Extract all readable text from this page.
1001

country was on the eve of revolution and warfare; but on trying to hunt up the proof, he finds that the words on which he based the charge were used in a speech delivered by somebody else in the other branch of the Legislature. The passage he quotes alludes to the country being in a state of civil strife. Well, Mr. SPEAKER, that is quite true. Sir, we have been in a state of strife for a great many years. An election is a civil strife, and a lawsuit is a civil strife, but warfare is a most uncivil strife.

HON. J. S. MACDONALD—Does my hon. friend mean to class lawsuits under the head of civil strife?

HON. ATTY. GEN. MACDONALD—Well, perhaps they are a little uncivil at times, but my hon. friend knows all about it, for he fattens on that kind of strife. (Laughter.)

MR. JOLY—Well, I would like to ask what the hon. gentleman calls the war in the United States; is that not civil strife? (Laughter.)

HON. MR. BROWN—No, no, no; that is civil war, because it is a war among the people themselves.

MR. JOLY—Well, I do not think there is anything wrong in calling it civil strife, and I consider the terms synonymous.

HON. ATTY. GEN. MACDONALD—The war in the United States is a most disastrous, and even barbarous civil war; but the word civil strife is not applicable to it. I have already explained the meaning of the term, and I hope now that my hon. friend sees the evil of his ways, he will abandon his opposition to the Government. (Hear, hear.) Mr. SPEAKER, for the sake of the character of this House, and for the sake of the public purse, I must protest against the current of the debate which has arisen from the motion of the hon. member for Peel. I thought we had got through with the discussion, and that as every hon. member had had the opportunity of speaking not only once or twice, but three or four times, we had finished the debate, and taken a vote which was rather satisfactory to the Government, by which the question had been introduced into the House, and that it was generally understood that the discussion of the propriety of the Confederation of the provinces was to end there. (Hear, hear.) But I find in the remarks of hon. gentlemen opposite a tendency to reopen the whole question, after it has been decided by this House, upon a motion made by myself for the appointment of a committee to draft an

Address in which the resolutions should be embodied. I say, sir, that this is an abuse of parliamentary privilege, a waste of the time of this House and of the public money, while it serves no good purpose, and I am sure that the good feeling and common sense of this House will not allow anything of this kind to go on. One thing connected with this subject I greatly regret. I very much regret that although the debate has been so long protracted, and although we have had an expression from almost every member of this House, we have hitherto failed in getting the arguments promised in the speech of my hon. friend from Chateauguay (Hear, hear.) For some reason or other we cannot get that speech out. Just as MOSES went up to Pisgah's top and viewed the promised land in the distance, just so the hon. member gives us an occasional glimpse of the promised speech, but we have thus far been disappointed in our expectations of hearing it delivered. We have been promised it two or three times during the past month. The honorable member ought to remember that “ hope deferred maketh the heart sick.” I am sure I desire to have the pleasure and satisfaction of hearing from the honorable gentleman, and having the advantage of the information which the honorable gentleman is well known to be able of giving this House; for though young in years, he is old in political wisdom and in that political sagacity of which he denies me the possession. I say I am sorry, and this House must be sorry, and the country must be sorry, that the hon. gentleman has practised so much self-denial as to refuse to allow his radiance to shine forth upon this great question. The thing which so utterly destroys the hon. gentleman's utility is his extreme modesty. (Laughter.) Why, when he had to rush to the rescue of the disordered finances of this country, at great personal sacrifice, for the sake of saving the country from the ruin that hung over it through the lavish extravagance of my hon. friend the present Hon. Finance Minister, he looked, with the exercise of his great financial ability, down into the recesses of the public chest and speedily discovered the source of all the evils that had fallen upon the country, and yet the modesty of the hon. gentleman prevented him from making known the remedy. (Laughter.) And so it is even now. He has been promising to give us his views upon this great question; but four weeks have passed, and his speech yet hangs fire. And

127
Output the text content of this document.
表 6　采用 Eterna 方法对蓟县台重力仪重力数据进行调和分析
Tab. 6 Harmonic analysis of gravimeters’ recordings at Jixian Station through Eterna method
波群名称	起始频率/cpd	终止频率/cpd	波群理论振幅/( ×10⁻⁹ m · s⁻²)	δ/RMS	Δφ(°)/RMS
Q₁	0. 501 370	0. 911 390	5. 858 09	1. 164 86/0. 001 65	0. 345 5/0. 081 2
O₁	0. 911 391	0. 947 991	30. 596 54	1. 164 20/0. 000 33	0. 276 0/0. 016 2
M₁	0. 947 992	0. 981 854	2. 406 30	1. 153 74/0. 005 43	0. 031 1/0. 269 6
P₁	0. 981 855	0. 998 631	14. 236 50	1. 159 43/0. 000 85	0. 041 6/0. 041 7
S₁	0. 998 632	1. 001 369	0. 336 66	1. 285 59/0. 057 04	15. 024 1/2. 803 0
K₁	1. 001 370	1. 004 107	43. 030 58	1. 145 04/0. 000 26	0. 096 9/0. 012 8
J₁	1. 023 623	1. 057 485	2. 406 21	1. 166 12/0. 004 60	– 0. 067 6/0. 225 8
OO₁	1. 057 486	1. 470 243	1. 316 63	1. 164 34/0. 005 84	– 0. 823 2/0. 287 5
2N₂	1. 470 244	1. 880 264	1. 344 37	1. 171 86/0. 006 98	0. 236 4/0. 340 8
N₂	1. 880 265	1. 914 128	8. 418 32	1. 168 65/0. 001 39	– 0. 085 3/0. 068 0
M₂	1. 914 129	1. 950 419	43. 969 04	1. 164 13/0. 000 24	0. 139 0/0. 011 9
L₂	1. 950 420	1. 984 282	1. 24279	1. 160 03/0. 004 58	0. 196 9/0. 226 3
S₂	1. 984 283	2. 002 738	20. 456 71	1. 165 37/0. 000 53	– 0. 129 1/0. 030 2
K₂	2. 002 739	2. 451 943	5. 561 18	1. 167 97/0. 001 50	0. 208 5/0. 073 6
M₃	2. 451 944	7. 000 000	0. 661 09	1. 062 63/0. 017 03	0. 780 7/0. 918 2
══════════════════════════════
Write an exact transcription of every entry above.

## Answer in full
Extract all readable text from this page.
1001

country was on the eve of revolution and warfare; but on trying to hunt up the proof, he finds that the words on which he based the charge were used in a speech delivered by somebody else in the other branch of the Legislature. The passage he quotes alludes to the country being in a state of civil strife. Well, Mr. SPEAKER, that is quite true. Sir, we have been in a state of strife for a great many years. An election is a civil strife, and a lawsuit is a civil strife, but warfare is a most uncivil strife.

HON. J. S. MACDONALD—Does my hon. friend mean to class lawsuits under the head of civil strife?

HON. ATTY. GEN. MACDONALD—Well, perhaps they are a little uncivil at times, but my hon. friend knows all about it, for he fattens on that kind of strife. (Laughter.)

MR. JOLY—Well, I would like to ask what the hon. gentleman calls the war in the United States; is that not civil strife? (Laughter.)

HON. MR. BROWN—No, no, no; that is civil war, because it is a war among the people themselves.

MR. JOLY—Well, I do not think there is anything wrong in calling it civil strife, and I consider the terms synonymous.

HON. ATTY. GEN. MACDONALD—The war in the United States is a most disastrous, and even barbarous civil war; but the word civil strife is not applicable to it. I have already explained the meaning of the term, and I hope now that my hon. friend sees the evil of his ways, he will abandon his opposition to the Government. (Hear, hear.) Mr. SPEAKER, for the sake of the character of this House, and for the sake of the public purse, I must protest against the current of the debate which has arisen from the motion of the hon. member for Peel. I thought we had got through with the discussion, and that as every hon. member had had the opportunity of speaking not only once or twice, but three or four times, we had finished the debate, and taken a vote which was rather satisfactory to the Government, by which the question had been introduced into the House, and that it was generally understood that the discussion of the propriety of the Confederation of the provinces was to end there. (Hear, hear.) But I find in the remarks of hon. gentlemen opposite a tendency to reopen the whole question, after it has been decided by this House, upon a motion made by myself for the appointment of a committee to draft an

Address in which the resolutions should be embodied. I say, sir, that this is an abuse of parliamentary privilege, a waste of the time of this House and of the public money, while it serves no good purpose, and I am sure that the good feeling and common sense of this House will not allow anything of this kind to go on. One thing connected with this subject I greatly regret. I very much regret that although the debate has been so long protracted, and although we have had an expression from almost every member of this House, we have hitherto failed in getting the arguments promised in the speech of my hon. friend from Chateauguay (Hear, hear.) For some reason or other we cannot get that speech out. Just as MOSES went up to Pisgah's top and viewed the promised land in the distance, just so the hon. member gives us an occasional glimpse of the promised speech, but we have thus far been disappointed in our expectations of hearing it delivered. We have been promised it two or three times during the past month. The honorable member ought to remember that “ hope deferred maketh the heart sick.” I am sure I desire to have the pleasure and satisfaction of hearing from the honorable gentleman, and having the advantage of the information which the honorable gentleman is well known to be able of giving this House; for though young in years, he is old in political wisdom and in that political sagacity of which he denies me the possession. I say I am sorry, and this House must be sorry, and the country must be sorry, that the hon. gentleman has practised so much self-denial as to refuse to allow his radiance to shine forth upon this great question. The thing which so utterly destroys the hon. gentleman's utility is his extreme modesty. (Laughter.) Why, when he had to rush to the rescue of the disordered finances of this country, at great personal sacrifice, for the sake of saving the country from the ruin that hung over it through the lavish extravagance of my hon. friend the present Hon. Finance Minister, he looked, with the exercise of his great financial ability, down into the recesses of the public chest and speedily discovered the source of all the evils that had fallen upon the country, and yet the modesty of the hon. gentleman prevented him from making known the remedy. (Laughter.) And so it is even now. He has been promising to give us his views upon this great question; but four weeks have passed, and his speech yet hangs fire. And

127
Output the text content of this document.
表 6　采用 Eterna 方法对蓟县台重力仪重力数据进行调和分析
Tab. 6 Harmonic analysis of gravimeters’ recordings at Jixian Station through Eterna method
波群名称	起始频率/cpd	终止频率/cpd	波群理论振幅/( ×10⁻⁹ m · s⁻²)	δ/RMS	Δφ(°)/RMS
Q₁	0. 501 370	0. 911 390	5. 858 09	1. 164 86/0. 001 65	0. 345 5/0. 081 2
O₁	0. 911 391	0. 947 991	30. 596 54	1. 164 20/0. 000 33	0. 276 0/0. 016 2
M₁	0. 947 992	0. 981 854	2. 406 30	1. 153 74/0. 005 43	0. 031 1/0. 269 6
P₁	0. 981 855	0. 998 631	14. 236 50	1. 159 43/0. 000 85	0. 041 6/0. 041 7
S₁	0. 998 632	1. 001 369	0. 336 66	1. 285 59/0. 057 04	15. 024 1/2. 803 0
K₁	1. 001 370	1. 004 107	43. 030 58	1. 145 04/0. 000 26	0. 096 9/0. 012 8
J₁	1. 023 623	1. 057 485	2. 406 21	1. 166 12/0. 004 60	– 0. 067 6/0. 225 8
OO₁	1. 057 486	1. 470 243	1. 316 63	1. 164 34/0. 005 84	– 0. 823 2/0. 287 5
2N₂	1. 470 244	1. 880 264	1. 344 37	1. 171 86/0. 006 98	0. 236 4/0. 340 8
N₂	1. 880 265	1. 914 128	8. 418 32	1. 168 65/0. 001 39	– 0. 085 3/0. 068 0
M₂	1. 914 129	1. 950 419	43. 969 04	1. 164 13/0. 000 24	0. 139 0/0. 011 9
L₂	1. 950 420	1. 984 282	1. 24279	1. 160 03/0. 004 58	0. 196 9/0. 226 3
S₂	1. 984 283	2. 002 738	20. 456 71	1. 165 37/0. 000 53	– 0. 129 1/0. 030 2
K₂	2. 002 739	2. 451 943	5. 561 18	1. 167 97/0. 001 50	0. 208 5/0. 073 6
M₃	2. 451 944	7. 000 000	0. 661 09	1. 062 63/0. 017 03	0. 780 7/0. 918 2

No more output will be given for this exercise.